▶ _INSTRUCTION_: Read the material below and tally how many lines hold the word "controladas", giving the number and nothing else.

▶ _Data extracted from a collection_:

○ ○ ○

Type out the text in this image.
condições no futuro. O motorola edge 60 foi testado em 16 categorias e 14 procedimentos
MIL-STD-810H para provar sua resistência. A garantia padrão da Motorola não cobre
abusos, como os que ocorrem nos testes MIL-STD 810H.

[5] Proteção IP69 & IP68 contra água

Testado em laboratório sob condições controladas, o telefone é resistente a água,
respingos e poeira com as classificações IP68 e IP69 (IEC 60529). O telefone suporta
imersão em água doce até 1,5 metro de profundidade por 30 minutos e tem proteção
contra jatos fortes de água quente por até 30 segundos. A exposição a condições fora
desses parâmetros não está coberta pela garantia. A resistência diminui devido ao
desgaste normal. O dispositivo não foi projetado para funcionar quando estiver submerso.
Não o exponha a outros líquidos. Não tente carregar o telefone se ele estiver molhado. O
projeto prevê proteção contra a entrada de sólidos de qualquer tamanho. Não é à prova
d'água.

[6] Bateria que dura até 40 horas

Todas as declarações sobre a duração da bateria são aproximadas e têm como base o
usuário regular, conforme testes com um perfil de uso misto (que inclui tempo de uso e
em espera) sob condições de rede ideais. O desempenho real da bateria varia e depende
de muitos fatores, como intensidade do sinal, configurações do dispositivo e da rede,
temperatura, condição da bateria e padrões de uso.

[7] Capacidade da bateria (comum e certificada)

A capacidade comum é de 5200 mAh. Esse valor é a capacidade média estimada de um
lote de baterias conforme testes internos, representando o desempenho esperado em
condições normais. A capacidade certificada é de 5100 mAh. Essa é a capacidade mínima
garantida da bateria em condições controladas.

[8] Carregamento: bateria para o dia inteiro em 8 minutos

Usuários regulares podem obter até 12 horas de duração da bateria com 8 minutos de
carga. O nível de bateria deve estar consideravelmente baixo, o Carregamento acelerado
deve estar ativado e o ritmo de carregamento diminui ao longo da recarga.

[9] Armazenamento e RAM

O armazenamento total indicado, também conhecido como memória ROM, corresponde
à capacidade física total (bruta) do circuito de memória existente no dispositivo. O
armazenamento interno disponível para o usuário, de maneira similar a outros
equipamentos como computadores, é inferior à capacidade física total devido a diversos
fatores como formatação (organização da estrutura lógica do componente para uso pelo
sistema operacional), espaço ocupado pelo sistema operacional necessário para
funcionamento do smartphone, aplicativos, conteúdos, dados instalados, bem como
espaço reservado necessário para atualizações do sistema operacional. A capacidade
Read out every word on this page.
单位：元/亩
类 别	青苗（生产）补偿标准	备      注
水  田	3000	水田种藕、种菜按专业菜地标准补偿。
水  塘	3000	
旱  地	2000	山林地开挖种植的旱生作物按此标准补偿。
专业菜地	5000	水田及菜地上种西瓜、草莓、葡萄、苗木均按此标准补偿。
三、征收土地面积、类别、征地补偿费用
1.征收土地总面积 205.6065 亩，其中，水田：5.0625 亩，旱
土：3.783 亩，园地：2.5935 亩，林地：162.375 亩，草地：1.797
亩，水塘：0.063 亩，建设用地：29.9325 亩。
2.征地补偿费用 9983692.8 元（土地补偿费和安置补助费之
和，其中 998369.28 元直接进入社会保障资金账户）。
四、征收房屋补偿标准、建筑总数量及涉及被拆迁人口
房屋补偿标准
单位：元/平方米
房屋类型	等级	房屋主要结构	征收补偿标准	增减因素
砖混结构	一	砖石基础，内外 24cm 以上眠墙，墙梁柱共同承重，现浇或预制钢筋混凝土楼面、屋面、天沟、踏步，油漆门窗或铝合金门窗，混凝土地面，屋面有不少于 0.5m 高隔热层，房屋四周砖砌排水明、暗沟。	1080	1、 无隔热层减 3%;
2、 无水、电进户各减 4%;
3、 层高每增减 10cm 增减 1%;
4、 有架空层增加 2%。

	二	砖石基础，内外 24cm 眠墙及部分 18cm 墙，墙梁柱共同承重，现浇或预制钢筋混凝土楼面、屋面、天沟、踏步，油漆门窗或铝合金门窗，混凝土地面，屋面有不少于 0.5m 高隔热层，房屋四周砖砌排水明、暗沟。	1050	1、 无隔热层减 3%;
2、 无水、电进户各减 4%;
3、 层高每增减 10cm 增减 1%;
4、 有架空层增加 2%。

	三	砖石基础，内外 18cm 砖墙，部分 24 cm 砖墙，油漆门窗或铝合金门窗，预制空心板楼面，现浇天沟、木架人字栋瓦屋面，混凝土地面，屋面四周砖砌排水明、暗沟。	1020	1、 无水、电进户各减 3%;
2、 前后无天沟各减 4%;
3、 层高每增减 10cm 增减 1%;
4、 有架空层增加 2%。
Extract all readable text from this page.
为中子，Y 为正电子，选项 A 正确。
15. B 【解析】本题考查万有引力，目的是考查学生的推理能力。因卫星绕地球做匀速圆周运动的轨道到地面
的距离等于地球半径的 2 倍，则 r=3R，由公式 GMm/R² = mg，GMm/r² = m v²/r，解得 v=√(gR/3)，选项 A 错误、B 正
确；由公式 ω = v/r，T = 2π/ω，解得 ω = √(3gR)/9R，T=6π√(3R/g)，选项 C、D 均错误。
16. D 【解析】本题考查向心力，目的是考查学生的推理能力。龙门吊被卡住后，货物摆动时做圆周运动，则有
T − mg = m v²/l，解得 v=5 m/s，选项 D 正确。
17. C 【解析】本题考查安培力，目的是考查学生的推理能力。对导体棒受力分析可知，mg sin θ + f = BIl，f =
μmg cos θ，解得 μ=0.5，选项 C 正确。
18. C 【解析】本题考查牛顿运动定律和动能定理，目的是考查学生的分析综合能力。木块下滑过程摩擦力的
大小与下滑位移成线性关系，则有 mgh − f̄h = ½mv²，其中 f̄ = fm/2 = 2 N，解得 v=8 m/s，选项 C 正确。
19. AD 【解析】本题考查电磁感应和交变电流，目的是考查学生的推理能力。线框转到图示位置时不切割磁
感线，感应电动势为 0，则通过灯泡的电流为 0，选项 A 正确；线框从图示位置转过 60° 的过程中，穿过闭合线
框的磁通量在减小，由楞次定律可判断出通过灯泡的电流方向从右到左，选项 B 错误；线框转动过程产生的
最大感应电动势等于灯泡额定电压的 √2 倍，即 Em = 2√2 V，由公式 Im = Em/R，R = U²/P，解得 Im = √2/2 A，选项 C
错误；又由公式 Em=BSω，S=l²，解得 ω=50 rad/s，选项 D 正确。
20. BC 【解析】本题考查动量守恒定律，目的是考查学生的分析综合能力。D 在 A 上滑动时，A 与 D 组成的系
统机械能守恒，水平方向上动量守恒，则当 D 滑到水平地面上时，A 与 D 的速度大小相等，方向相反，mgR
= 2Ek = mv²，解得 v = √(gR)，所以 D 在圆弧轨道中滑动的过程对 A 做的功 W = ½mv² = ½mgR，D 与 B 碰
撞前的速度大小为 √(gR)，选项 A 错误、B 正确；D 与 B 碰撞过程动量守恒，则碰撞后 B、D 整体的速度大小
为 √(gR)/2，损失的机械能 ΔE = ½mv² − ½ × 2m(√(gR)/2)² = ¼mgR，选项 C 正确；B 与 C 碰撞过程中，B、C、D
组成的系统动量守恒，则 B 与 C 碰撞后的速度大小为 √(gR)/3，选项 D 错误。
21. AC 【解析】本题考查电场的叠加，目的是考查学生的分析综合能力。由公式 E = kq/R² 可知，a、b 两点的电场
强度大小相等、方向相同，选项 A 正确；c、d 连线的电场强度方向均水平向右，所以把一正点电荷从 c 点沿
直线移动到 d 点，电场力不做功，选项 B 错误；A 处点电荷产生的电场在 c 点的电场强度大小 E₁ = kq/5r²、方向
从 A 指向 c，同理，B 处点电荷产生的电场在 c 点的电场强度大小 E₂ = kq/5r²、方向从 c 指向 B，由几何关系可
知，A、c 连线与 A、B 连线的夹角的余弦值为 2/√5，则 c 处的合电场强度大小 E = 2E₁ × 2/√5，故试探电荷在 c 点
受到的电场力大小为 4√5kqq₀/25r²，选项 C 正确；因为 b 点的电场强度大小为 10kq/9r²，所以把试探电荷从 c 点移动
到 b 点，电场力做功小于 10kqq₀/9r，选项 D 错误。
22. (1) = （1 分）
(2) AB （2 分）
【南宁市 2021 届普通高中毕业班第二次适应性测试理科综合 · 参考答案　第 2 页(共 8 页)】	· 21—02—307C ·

○ ○ ○

▶ _WRITTEN SOLUTION_: 2